WRITTEN REQUEST:
Restate the listing below word for word, omitting any images.

[Part of a data file]

-----

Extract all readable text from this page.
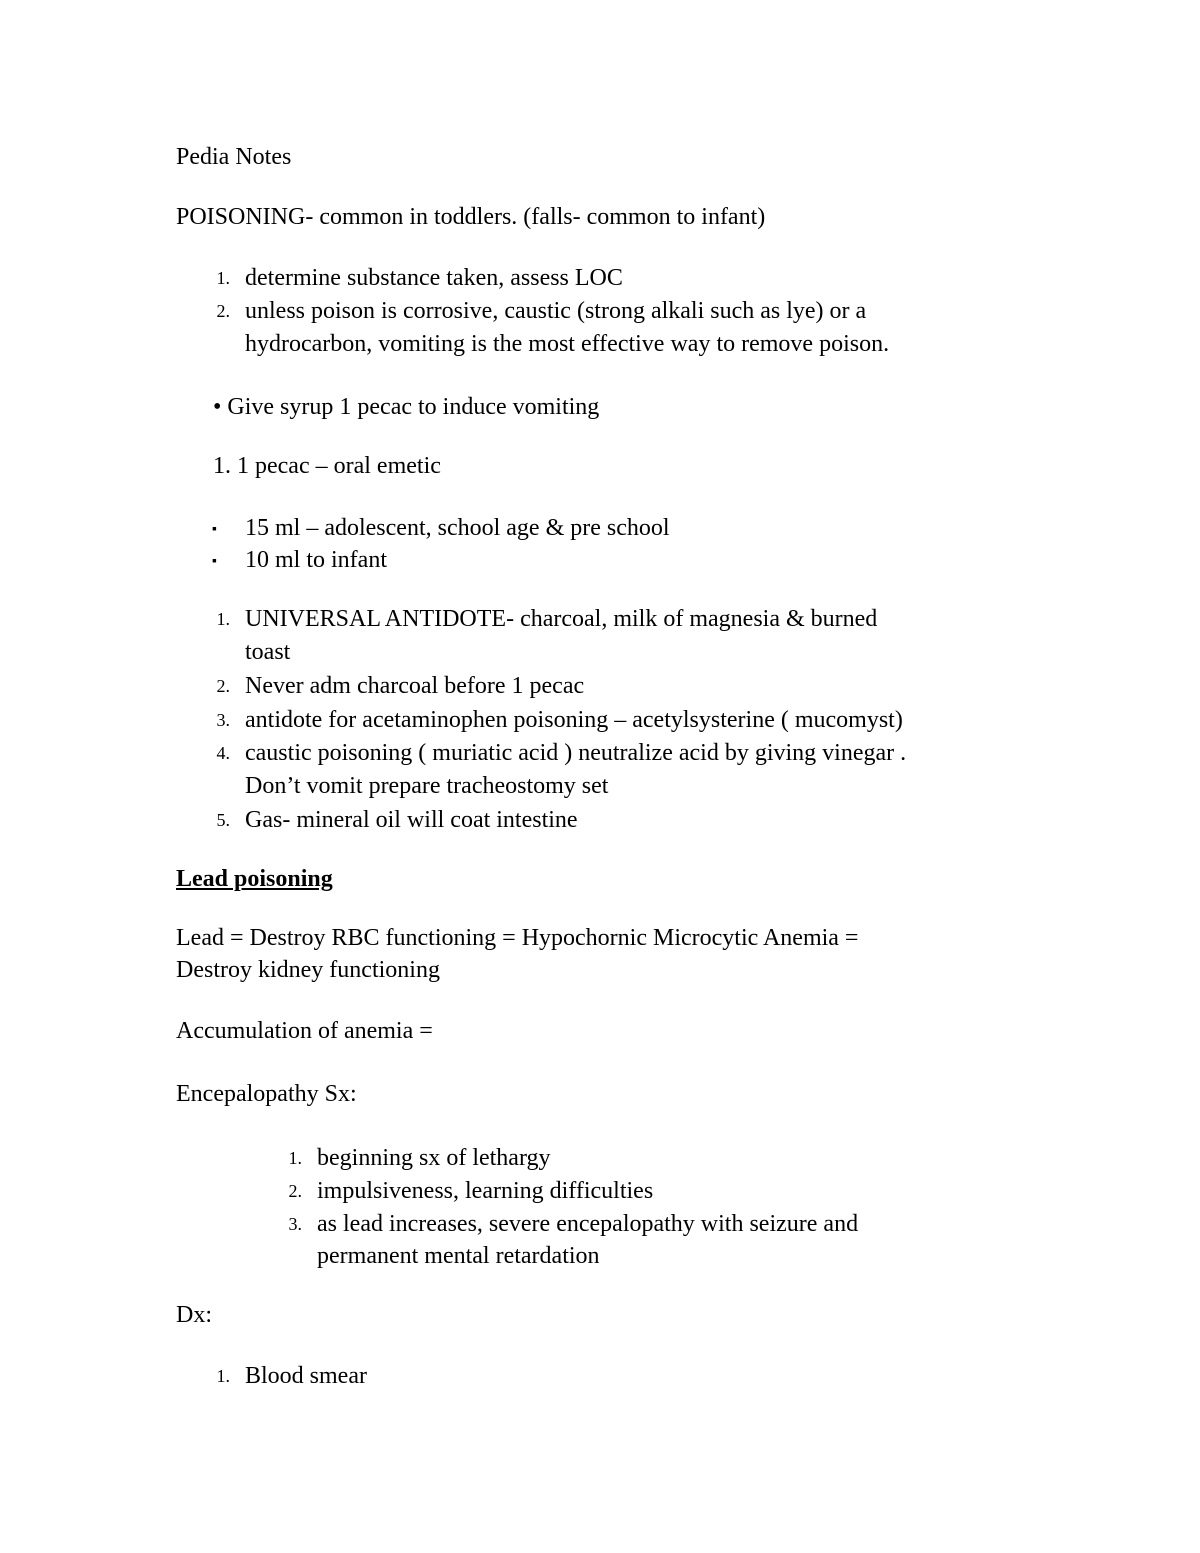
Pedia Notes
POISONING- common in toddlers. (falls- common to infant)
1. determine substance taken, assess LOC
2. unless poison is corrosive, caustic (strong alkali such as lye) or a
hydrocarbon, vomiting is the most effective way to remove poison.
• Give syrup 1 pecac to induce vomiting
1. 1 pecac – oral emetic
▪ 15 ml – adolescent, school age & pre school
▪ 10 ml to infant
1. UNIVERSAL ANTIDOTE- charcoal, milk of magnesia & burned
toast
2. Never adm charcoal before 1 pecac
3. antidote for acetaminophen poisoning – acetylsysterine ( mucomyst)
4. caustic poisoning ( muriatic acid ) neutralize acid by giving vinegar .
Don’t vomit prepare tracheostomy set
5. Gas- mineral oil will coat intestine
Lead poisoning
Lead = Destroy RBC functioning = Hypochornic Microcytic Anemia =
Destroy kidney functioning
Accumulation of anemia =
Encepalopathy Sx:
1. beginning sx of lethargy
2. impulsiveness, learning difficulties
3. as lead increases, severe encepalopathy with seizure and
permanent mental retardation
Dx:
1. Blood smear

-----

FINAL RESULT:
Extract all readable text from this page.
Pedia Notes
POISONING- common in toddlers. (falls- common to infant)
1. determine substance taken, assess LOC
2. unless poison is corrosive, caustic (strong alkali such as lye) or a
hydrocarbon, vomiting is the most effective way to remove poison.
• Give syrup 1 pecac to induce vomiting
1. 1 pecac – oral emetic
▪ 15 ml – adolescent, school age & pre school
▪ 10 ml to infant
1. UNIVERSAL ANTIDOTE- charcoal, milk of magnesia & burned
toast
2. Never adm charcoal before 1 pecac
3. antidote for acetaminophen poisoning – acetylsysterine ( mucomyst)
4. caustic poisoning ( muriatic acid ) neutralize acid by giving vinegar .
Don’t vomit prepare tracheostomy set
5. Gas- mineral oil will coat intestine
Lead poisoning
Lead = Destroy RBC functioning = Hypochornic Microcytic Anemia =
Destroy kidney functioning
Accumulation of anemia =
Encepalopathy Sx:
1. beginning sx of lethargy
2. impulsiveness, learning difficulties
3. as lead increases, severe encepalopathy with seizure and
permanent mental retardation
Dx:
1. Blood smear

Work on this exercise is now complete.